■ Exercise prompt ■
Gather all lines in the entries that include the word "última".
═════ Material provided ═════
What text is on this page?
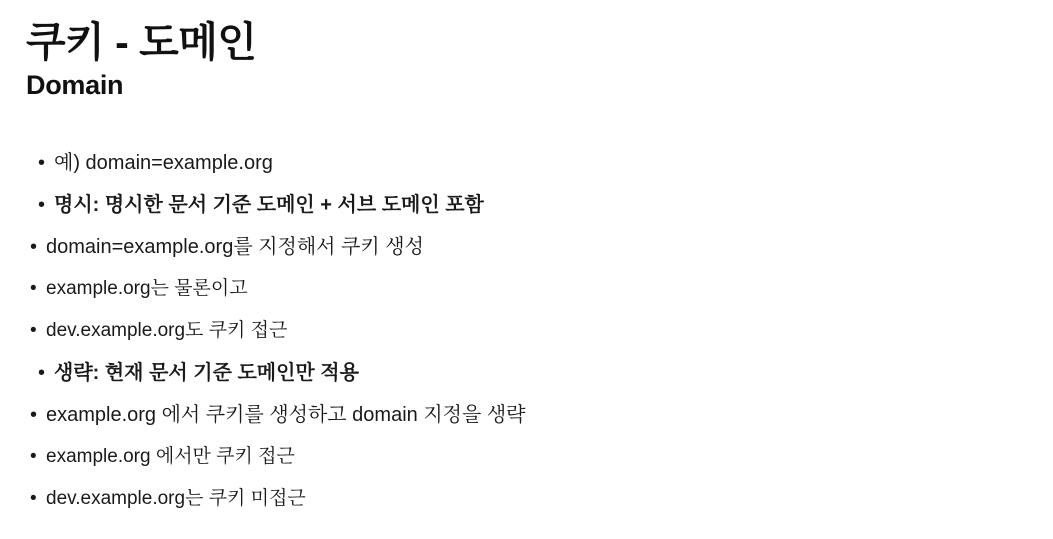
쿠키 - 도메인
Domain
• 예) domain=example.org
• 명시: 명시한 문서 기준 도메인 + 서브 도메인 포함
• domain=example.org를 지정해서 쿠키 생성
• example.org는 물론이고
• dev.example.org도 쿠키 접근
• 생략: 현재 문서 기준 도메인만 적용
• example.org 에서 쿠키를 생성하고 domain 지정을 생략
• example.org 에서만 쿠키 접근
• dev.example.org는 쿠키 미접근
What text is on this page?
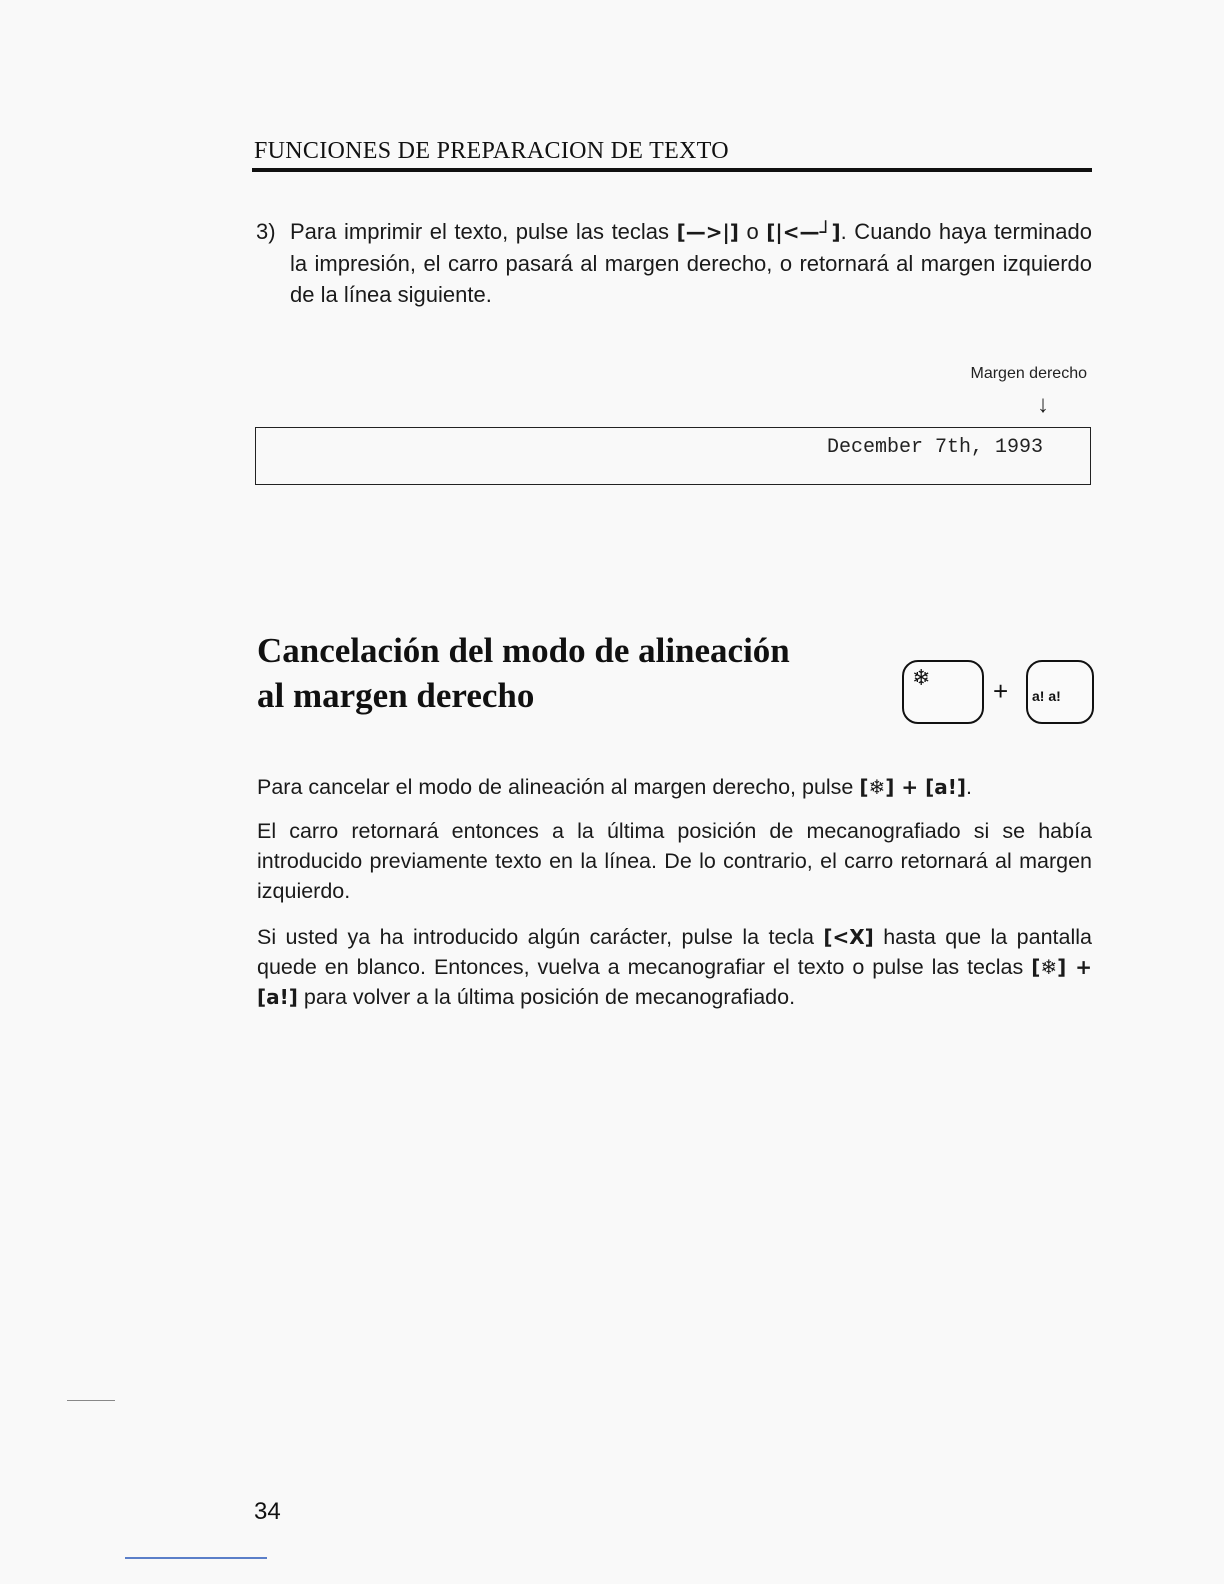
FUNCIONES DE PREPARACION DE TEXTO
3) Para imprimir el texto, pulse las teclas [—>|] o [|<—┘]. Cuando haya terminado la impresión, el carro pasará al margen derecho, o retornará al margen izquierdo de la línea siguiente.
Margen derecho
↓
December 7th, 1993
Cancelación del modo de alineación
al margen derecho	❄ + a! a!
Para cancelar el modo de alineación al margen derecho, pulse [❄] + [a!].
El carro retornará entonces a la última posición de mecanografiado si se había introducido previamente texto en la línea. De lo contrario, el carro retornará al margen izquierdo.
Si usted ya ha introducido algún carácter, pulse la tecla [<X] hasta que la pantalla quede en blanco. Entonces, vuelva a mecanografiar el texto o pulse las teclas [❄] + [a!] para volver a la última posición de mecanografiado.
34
═════
═════ Material provided ═════
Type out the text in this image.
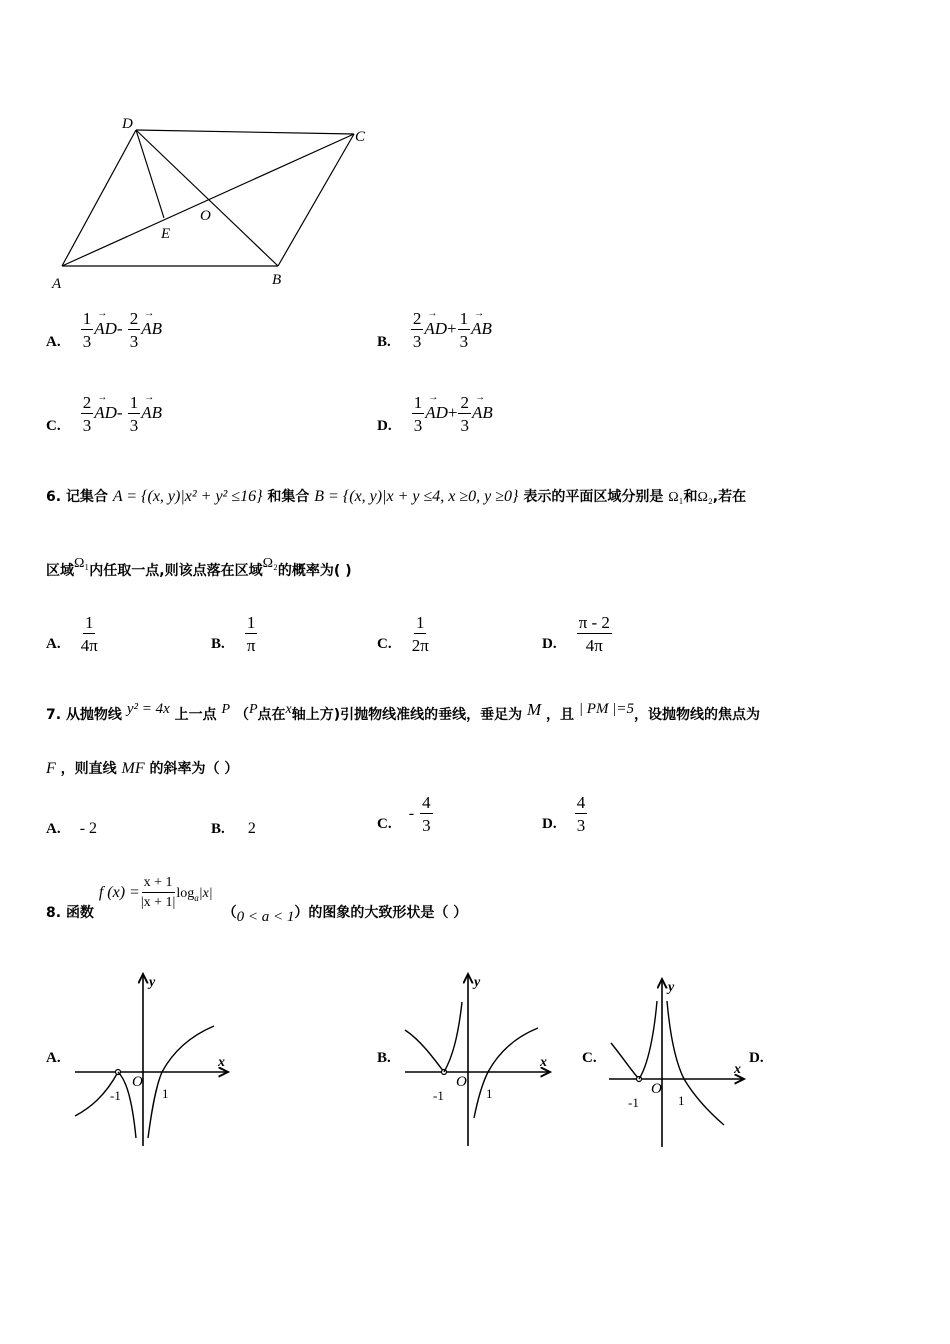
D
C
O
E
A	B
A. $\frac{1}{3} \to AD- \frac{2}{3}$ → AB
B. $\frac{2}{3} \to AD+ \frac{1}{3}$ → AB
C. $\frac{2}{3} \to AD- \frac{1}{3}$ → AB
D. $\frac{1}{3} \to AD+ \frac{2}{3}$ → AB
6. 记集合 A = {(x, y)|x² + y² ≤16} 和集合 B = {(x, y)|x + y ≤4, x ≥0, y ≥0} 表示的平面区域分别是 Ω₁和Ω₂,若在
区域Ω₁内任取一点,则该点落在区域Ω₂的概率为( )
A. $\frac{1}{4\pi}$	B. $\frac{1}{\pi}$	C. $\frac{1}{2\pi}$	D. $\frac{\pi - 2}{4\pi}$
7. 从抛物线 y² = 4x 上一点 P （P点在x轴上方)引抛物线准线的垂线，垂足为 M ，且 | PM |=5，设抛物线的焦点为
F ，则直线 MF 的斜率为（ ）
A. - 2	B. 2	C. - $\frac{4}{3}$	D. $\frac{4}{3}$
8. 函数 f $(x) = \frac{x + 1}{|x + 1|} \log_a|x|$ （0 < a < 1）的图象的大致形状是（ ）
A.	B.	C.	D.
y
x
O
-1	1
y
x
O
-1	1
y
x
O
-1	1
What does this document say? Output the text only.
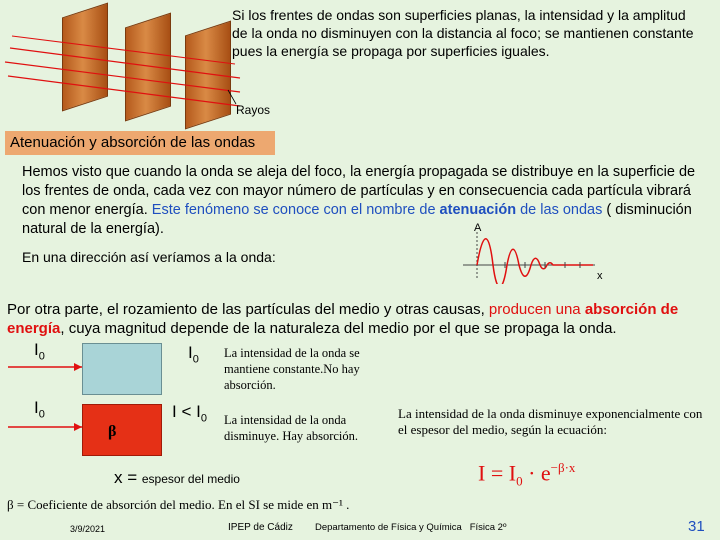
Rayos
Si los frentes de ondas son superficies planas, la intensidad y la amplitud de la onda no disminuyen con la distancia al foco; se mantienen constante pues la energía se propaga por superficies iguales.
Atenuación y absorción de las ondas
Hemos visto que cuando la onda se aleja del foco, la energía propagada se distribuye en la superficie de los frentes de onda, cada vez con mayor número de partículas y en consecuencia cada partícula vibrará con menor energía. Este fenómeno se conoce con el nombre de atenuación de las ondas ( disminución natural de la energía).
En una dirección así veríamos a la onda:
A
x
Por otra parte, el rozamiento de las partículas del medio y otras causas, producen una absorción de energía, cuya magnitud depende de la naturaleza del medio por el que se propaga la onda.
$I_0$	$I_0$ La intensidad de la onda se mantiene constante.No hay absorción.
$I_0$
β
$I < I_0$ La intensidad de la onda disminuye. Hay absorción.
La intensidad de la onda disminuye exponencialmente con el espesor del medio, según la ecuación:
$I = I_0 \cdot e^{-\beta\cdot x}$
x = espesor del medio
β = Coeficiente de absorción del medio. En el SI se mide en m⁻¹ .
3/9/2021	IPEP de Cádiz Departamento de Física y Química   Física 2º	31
═════
═════ Material provided ═════
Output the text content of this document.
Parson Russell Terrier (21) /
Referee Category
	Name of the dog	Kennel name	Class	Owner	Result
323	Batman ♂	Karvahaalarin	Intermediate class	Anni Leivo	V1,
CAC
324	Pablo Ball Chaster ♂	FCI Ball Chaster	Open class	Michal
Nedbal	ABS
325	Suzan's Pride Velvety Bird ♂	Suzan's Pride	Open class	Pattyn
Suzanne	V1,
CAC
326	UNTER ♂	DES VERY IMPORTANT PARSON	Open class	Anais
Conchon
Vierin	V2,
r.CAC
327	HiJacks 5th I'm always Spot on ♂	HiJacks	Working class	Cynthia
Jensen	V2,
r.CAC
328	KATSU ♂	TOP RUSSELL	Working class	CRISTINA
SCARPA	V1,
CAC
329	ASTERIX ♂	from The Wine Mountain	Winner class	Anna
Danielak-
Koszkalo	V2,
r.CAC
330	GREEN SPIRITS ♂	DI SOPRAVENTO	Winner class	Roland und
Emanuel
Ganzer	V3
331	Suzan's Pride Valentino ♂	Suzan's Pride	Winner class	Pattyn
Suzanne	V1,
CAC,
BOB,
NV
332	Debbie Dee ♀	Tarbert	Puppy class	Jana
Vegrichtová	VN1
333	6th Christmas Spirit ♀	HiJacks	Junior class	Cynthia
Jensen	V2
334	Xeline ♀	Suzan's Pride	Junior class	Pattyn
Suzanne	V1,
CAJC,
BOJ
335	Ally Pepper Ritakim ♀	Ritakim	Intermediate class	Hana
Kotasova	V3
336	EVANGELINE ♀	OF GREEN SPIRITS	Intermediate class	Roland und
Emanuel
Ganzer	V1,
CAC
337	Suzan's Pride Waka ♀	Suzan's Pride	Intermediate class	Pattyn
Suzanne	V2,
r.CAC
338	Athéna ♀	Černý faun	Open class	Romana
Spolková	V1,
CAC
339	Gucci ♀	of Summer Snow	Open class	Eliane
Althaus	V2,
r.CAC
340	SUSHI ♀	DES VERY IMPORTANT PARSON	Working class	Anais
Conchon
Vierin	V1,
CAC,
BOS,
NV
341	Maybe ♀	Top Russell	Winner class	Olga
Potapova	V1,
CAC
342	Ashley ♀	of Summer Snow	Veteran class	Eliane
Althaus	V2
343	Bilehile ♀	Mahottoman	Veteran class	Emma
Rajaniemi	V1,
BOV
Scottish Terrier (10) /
═════
■ Worked answer ■
El carro retornará entonces a la última posición de mecanografiado si se había introducido previamente texto en la línea. De lo contrario, el carro retornará al margen izquierdo.
Si usted ya ha introducido algún carácter, pulse la tecla [<X] hasta que la pantalla quede en blanco. Entonces, vuelva a mecanografiar el texto o pulse las teclas [❄] + [a!] para volver a la última posición de mecanografiado.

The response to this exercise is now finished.